The problem
Skip the pictures. Copy all the rest of the records down exactly.

Extracted records:
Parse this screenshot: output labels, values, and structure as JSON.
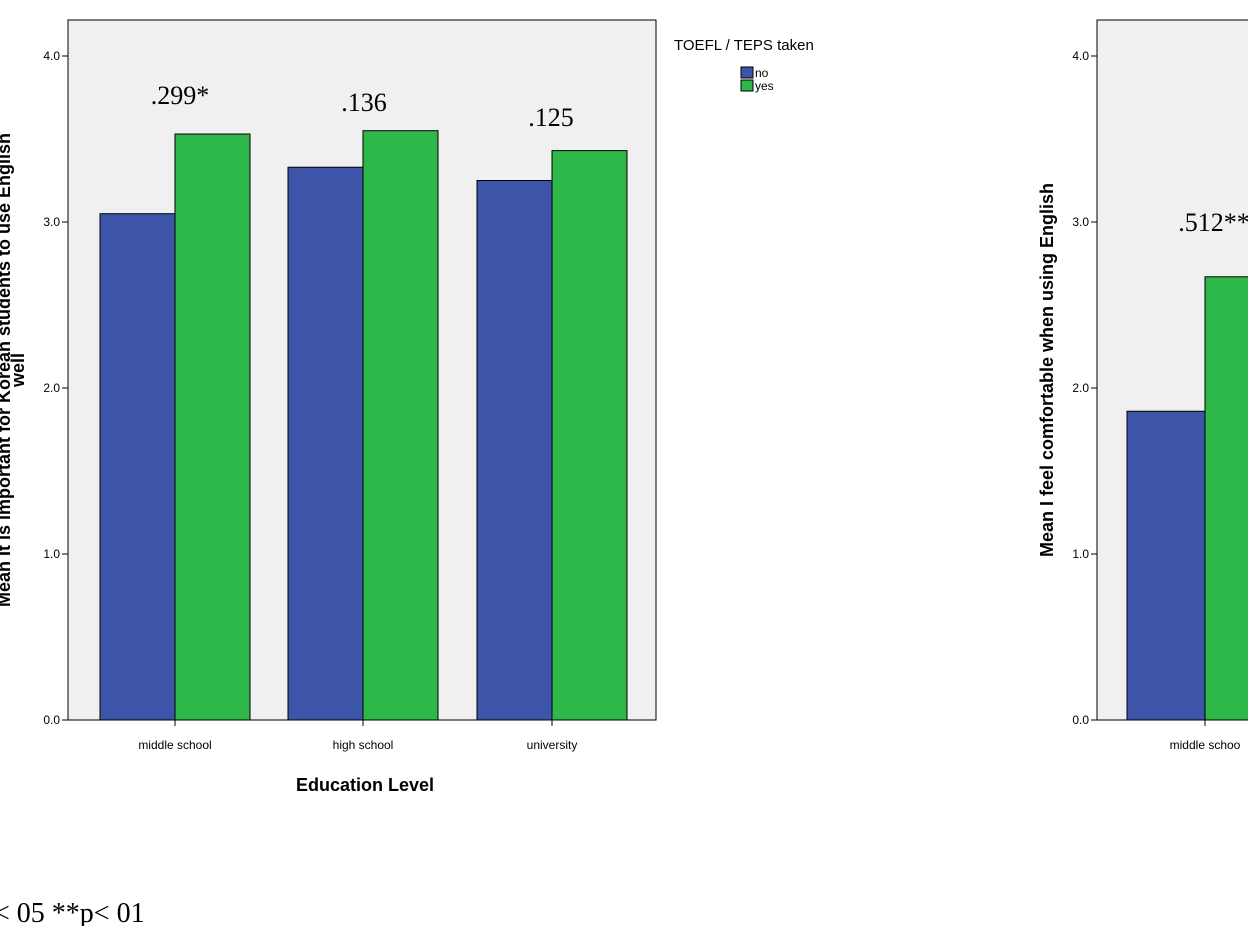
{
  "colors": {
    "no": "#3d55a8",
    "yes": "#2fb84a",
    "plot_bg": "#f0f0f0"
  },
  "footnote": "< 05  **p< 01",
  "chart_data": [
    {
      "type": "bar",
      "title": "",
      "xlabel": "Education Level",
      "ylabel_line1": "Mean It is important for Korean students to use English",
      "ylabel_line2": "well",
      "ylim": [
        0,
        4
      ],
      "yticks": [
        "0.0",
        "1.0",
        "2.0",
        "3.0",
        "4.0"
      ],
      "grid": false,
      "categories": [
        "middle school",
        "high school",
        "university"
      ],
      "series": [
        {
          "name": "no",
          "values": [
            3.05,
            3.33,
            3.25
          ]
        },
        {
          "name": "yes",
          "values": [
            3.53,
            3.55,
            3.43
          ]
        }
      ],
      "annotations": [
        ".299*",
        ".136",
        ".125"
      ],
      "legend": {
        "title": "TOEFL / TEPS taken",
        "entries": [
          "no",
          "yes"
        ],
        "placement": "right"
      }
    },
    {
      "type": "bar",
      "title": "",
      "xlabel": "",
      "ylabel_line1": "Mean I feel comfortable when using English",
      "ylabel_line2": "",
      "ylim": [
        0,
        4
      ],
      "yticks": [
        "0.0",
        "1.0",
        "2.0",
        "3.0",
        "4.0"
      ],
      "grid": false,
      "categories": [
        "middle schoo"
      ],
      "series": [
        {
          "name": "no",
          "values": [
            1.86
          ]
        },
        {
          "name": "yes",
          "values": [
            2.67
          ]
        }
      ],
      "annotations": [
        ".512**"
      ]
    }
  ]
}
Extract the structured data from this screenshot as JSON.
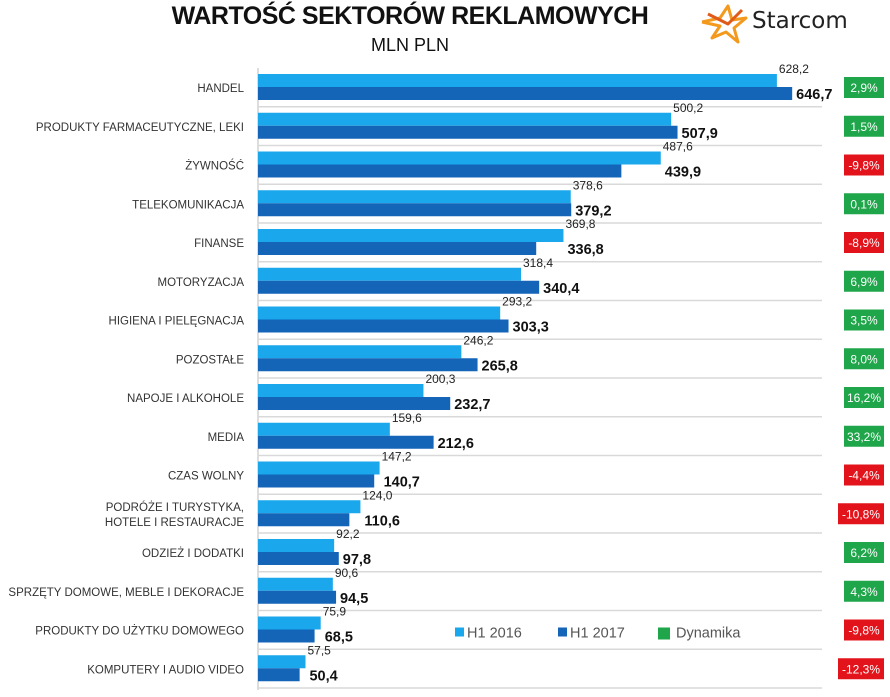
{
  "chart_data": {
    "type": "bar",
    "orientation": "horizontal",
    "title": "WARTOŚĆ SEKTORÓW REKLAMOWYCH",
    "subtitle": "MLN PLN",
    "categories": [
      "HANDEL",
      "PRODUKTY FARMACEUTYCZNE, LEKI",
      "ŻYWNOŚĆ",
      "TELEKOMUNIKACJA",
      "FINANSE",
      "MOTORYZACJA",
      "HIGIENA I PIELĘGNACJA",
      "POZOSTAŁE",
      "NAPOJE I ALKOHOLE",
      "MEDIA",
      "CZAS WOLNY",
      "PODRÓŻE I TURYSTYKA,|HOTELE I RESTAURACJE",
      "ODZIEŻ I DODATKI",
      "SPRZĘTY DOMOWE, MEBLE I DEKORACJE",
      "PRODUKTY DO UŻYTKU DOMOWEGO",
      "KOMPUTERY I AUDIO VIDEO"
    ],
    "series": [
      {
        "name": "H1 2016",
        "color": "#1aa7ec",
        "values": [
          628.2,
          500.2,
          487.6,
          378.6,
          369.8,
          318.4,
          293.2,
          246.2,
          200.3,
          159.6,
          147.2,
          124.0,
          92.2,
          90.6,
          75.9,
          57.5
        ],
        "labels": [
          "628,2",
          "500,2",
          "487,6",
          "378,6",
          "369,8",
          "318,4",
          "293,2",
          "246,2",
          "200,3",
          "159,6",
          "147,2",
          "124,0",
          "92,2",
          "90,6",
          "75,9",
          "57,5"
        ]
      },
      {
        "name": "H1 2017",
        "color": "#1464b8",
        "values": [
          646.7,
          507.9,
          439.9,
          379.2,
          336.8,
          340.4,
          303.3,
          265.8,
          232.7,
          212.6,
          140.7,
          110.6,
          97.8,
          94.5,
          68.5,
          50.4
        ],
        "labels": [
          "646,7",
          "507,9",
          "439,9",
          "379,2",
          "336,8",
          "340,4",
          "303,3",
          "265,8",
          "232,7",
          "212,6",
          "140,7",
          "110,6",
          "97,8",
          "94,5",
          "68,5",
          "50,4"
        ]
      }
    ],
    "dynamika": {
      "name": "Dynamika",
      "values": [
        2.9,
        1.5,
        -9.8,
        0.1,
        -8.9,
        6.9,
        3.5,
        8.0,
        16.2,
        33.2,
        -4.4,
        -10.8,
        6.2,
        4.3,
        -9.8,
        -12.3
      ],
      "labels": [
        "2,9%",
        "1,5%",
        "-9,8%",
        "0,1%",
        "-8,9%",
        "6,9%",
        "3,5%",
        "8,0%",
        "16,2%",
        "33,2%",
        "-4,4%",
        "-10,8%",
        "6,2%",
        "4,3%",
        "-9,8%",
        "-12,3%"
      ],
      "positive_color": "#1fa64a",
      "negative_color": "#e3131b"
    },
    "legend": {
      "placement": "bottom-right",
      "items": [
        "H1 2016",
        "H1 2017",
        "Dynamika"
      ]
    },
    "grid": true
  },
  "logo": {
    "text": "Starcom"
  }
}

Full answer
Parse this screenshot: output labels, values, and structure as JSON.
{
  "colors": {
    "no": "#3d55a8",
    "yes": "#2fb84a",
    "plot_bg": "#f0f0f0"
  },
  "footnote": "< 05  **p< 01",
  "chart_data": [
    {
      "type": "bar",
      "title": "",
      "xlabel": "Education Level",
      "ylabel_line1": "Mean It is important for Korean students to use English",
      "ylabel_line2": "well",
      "ylim": [
        0,
        4
      ],
      "yticks": [
        "0.0",
        "1.0",
        "2.0",
        "3.0",
        "4.0"
      ],
      "grid": false,
      "categories": [
        "middle school",
        "high school",
        "university"
      ],
      "series": [
        {
          "name": "no",
          "values": [
            3.05,
            3.33,
            3.25
          ]
        },
        {
          "name": "yes",
          "values": [
            3.53,
            3.55,
            3.43
          ]
        }
      ],
      "annotations": [
        ".299*",
        ".136",
        ".125"
      ],
      "legend": {
        "title": "TOEFL / TEPS taken",
        "entries": [
          "no",
          "yes"
        ],
        "placement": "right"
      }
    },
    {
      "type": "bar",
      "title": "",
      "xlabel": "",
      "ylabel_line1": "Mean I feel comfortable when using English",
      "ylabel_line2": "",
      "ylim": [
        0,
        4
      ],
      "yticks": [
        "0.0",
        "1.0",
        "2.0",
        "3.0",
        "4.0"
      ],
      "grid": false,
      "categories": [
        "middle schoo"
      ],
      "series": [
        {
          "name": "no",
          "values": [
            1.86
          ]
        },
        {
          "name": "yes",
          "values": [
            2.67
          ]
        }
      ],
      "annotations": [
        ".512**"
      ]
    }
  ]
}
Extract the structured data from this screenshot as JSON.
{
  "chart_data": {
    "type": "bar",
    "orientation": "horizontal",
    "title": "WARTOŚĆ SEKTORÓW REKLAMOWYCH",
    "subtitle": "MLN PLN",
    "categories": [
      "HANDEL",
      "PRODUKTY FARMACEUTYCZNE, LEKI",
      "ŻYWNOŚĆ",
      "TELEKOMUNIKACJA",
      "FINANSE",
      "MOTORYZACJA",
      "HIGIENA I PIELĘGNACJA",
      "POZOSTAŁE",
      "NAPOJE I ALKOHOLE",
      "MEDIA",
      "CZAS WOLNY",
      "PODRÓŻE I TURYSTYKA,|HOTELE I RESTAURACJE",
      "ODZIEŻ I DODATKI",
      "SPRZĘTY DOMOWE, MEBLE I DEKORACJE",
      "PRODUKTY DO UŻYTKU DOMOWEGO",
      "KOMPUTERY I AUDIO VIDEO"
    ],
    "series": [
      {
        "name": "H1 2016",
        "color": "#1aa7ec",
        "values": [
          628.2,
          500.2,
          487.6,
          378.6,
          369.8,
          318.4,
          293.2,
          246.2,
          200.3,
          159.6,
          147.2,
          124.0,
          92.2,
          90.6,
          75.9,
          57.5
        ],
        "labels": [
          "628,2",
          "500,2",
          "487,6",
          "378,6",
          "369,8",
          "318,4",
          "293,2",
          "246,2",
          "200,3",
          "159,6",
          "147,2",
          "124,0",
          "92,2",
          "90,6",
          "75,9",
          "57,5"
        ]
      },
      {
        "name": "H1 2017",
        "color": "#1464b8",
        "values": [
          646.7,
          507.9,
          439.9,
          379.2,
          336.8,
          340.4,
          303.3,
          265.8,
          232.7,
          212.6,
          140.7,
          110.6,
          97.8,
          94.5,
          68.5,
          50.4
        ],
        "labels": [
          "646,7",
          "507,9",
          "439,9",
          "379,2",
          "336,8",
          "340,4",
          "303,3",
          "265,8",
          "232,7",
          "212,6",
          "140,7",
          "110,6",
          "97,8",
          "94,5",
          "68,5",
          "50,4"
        ]
      }
    ],
    "dynamika": {
      "name": "Dynamika",
      "values": [
        2.9,
        1.5,
        -9.8,
        0.1,
        -8.9,
        6.9,
        3.5,
        8.0,
        16.2,
        33.2,
        -4.4,
        -10.8,
        6.2,
        4.3,
        -9.8,
        -12.3
      ],
      "labels": [
        "2,9%",
        "1,5%",
        "-9,8%",
        "0,1%",
        "-8,9%",
        "6,9%",
        "3,5%",
        "8,0%",
        "16,2%",
        "33,2%",
        "-4,4%",
        "-10,8%",
        "6,2%",
        "4,3%",
        "-9,8%",
        "-12,3%"
      ],
      "positive_color": "#1fa64a",
      "negative_color": "#e3131b"
    },
    "legend": {
      "placement": "bottom-right",
      "items": [
        "H1 2016",
        "H1 2017",
        "Dynamika"
      ]
    },
    "grid": true
  },
  "logo": {
    "text": "Starcom"
  }
}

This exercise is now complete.